▶ _ENTRIES PROVIDED_
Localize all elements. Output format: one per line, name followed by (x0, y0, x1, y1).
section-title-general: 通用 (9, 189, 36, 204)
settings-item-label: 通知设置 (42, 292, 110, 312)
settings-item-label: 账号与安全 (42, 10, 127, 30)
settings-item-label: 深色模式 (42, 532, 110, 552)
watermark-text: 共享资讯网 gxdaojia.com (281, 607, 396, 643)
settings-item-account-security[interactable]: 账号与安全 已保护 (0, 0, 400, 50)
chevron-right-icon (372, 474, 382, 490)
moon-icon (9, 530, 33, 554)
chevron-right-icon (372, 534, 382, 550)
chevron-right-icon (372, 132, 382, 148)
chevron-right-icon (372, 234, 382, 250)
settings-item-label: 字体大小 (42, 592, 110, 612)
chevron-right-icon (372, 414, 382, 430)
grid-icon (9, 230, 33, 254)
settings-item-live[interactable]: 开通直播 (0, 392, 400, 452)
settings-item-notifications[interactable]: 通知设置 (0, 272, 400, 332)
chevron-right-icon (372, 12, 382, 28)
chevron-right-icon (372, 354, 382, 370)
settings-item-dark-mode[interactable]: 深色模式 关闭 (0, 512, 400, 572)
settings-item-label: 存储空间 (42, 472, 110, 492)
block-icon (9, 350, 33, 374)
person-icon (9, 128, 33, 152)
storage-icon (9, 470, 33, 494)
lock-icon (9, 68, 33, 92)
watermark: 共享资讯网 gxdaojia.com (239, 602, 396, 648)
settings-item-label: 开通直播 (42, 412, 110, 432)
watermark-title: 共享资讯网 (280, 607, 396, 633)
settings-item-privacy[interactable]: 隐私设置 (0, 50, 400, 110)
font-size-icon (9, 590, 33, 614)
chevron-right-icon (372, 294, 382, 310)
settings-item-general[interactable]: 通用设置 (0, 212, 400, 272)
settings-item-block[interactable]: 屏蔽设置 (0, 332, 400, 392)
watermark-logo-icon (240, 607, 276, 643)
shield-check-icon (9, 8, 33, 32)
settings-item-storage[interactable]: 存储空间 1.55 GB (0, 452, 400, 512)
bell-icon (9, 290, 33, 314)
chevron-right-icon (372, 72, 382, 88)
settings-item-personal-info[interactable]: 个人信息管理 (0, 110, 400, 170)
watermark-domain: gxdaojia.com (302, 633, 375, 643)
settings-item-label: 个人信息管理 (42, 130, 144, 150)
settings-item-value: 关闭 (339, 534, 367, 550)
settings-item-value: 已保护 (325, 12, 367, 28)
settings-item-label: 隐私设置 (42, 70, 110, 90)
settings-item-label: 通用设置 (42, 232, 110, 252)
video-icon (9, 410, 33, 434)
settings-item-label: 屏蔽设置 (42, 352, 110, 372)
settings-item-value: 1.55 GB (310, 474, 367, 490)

--

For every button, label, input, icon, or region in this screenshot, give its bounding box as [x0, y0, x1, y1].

---

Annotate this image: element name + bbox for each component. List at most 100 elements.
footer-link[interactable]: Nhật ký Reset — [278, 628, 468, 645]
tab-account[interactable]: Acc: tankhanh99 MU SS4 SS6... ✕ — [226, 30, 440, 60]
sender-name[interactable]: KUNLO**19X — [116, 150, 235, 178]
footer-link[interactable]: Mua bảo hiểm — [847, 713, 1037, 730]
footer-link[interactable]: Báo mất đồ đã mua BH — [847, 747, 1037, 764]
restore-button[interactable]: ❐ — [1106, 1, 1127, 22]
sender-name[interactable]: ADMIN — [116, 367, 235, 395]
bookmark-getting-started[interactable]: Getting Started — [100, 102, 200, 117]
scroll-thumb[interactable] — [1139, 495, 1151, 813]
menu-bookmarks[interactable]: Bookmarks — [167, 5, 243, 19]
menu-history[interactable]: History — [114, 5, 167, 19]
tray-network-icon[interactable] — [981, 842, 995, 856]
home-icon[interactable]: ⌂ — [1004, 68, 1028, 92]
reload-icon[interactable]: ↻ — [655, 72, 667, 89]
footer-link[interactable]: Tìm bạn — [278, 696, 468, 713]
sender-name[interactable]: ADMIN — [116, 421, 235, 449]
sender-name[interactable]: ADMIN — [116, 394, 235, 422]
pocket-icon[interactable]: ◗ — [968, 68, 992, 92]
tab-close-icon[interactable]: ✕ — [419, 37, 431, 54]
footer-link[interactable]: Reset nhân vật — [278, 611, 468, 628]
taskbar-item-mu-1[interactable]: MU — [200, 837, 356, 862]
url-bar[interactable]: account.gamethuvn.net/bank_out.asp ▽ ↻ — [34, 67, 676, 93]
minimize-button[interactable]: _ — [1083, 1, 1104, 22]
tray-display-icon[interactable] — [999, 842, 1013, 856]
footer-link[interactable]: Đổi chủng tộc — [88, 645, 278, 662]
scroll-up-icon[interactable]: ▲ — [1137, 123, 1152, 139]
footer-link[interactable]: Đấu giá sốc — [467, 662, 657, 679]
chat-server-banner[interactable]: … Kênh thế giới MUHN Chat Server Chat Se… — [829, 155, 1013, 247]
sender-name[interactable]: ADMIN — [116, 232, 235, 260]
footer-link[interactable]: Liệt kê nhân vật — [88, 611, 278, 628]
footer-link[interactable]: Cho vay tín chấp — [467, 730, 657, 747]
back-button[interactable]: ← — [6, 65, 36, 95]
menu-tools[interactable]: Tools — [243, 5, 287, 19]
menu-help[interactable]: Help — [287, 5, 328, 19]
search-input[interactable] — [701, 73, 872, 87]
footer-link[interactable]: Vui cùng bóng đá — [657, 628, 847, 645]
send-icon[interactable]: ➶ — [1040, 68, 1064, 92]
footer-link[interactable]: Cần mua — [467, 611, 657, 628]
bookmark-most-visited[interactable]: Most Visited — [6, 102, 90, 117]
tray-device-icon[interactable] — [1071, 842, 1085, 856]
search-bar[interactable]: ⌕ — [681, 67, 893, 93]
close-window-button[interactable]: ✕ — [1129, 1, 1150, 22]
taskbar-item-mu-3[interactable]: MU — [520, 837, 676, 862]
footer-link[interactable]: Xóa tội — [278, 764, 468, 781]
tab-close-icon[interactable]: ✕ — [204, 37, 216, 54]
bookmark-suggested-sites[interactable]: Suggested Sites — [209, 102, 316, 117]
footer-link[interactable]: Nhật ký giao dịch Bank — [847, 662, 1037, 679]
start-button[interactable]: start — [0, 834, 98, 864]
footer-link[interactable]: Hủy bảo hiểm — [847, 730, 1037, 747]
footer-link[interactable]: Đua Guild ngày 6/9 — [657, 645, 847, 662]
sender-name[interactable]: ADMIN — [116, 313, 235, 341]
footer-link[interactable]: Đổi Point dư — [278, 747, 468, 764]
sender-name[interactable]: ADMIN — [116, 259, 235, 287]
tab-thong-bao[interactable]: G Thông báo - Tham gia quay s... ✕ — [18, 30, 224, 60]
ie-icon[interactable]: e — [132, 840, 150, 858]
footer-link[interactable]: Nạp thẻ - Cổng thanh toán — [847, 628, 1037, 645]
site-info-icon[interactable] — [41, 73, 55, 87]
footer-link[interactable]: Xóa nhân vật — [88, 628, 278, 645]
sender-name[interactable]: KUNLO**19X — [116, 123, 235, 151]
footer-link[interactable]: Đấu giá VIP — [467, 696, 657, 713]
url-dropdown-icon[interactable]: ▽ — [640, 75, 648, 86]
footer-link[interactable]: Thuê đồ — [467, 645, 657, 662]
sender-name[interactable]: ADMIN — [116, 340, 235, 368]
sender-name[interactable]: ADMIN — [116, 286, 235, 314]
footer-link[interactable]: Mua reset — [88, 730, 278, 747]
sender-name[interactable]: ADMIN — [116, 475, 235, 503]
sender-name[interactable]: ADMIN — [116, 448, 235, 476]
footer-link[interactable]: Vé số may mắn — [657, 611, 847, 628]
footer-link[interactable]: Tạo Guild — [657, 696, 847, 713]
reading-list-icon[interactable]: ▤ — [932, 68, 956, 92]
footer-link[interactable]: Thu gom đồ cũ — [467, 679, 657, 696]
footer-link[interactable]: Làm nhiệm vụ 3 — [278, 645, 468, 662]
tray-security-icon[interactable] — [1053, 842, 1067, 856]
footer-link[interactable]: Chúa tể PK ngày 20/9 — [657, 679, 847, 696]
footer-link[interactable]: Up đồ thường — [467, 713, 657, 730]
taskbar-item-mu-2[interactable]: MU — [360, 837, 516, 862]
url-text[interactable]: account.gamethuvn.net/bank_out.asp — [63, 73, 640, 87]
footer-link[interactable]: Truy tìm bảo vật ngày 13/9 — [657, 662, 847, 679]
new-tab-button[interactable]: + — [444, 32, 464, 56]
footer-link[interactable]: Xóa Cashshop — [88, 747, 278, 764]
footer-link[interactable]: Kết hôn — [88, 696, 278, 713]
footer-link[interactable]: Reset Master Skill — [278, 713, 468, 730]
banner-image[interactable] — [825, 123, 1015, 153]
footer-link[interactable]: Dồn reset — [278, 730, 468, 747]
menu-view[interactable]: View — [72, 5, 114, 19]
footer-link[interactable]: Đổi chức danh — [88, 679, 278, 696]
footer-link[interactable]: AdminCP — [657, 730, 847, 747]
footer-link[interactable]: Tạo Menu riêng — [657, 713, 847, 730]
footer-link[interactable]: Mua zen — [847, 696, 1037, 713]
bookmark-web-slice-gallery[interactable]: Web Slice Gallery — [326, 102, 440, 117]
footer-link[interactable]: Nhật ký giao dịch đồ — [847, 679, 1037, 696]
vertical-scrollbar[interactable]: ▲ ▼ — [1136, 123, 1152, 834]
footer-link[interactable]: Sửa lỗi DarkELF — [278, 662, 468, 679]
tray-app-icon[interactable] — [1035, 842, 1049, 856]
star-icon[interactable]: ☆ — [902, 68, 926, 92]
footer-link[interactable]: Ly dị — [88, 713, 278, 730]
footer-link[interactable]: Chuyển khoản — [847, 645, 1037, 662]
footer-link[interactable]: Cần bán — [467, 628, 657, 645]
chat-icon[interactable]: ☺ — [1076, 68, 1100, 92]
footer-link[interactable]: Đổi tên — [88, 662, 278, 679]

▶ _WHAT IS REQUIRED_
Please give the records from the line with "Localize all elements." to the line with "storage-icon (9, 470, 33, 494)" as a numbered list, leaving out any blank lines.

▶ _ANSWER FOR THIS EXERCISE_
1. Localize all elements. Output format: one per line, name followed by (x0, y0, x1, y1).
2. section-title-general: 通用 (9, 189, 36, 204)
3. settings-item-label: 通知设置 (42, 292, 110, 312)
4. settings-item-label: 账号与安全 (42, 10, 127, 30)
5. settings-item-label: 深色模式 (42, 532, 110, 552)
6. watermark-text: 共享资讯网 gxdaojia.com (281, 607, 396, 643)
7. settings-item-account-security[interactable]: 账号与安全 已保护 (0, 0, 400, 50)
8. chevron-right-icon (372, 474, 382, 490)
9. moon-icon (9, 530, 33, 554)
10. chevron-right-icon (372, 534, 382, 550)
11. chevron-right-icon (372, 132, 382, 148)
12. chevron-right-icon (372, 234, 382, 250)
13. settings-item-label: 字体大小 (42, 592, 110, 612)
14. chevron-right-icon (372, 414, 382, 430)
15. grid-icon (9, 230, 33, 254)
16. settings-item-live[interactable]: 开通直播 (0, 392, 400, 452)
17. settings-item-notifications[interactable]: 通知设置 (0, 272, 400, 332)
18. chevron-right-icon (372, 12, 382, 28)
19. chevron-right-icon (372, 354, 382, 370)
20. settings-item-dark-mode[interactable]: 深色模式 关闭 (0, 512, 400, 572)
21. settings-item-label: 存储空间 (42, 472, 110, 492)
22. block-icon (9, 350, 33, 374)
23. person-icon (9, 128, 33, 152)
24. storage-icon (9, 470, 33, 494)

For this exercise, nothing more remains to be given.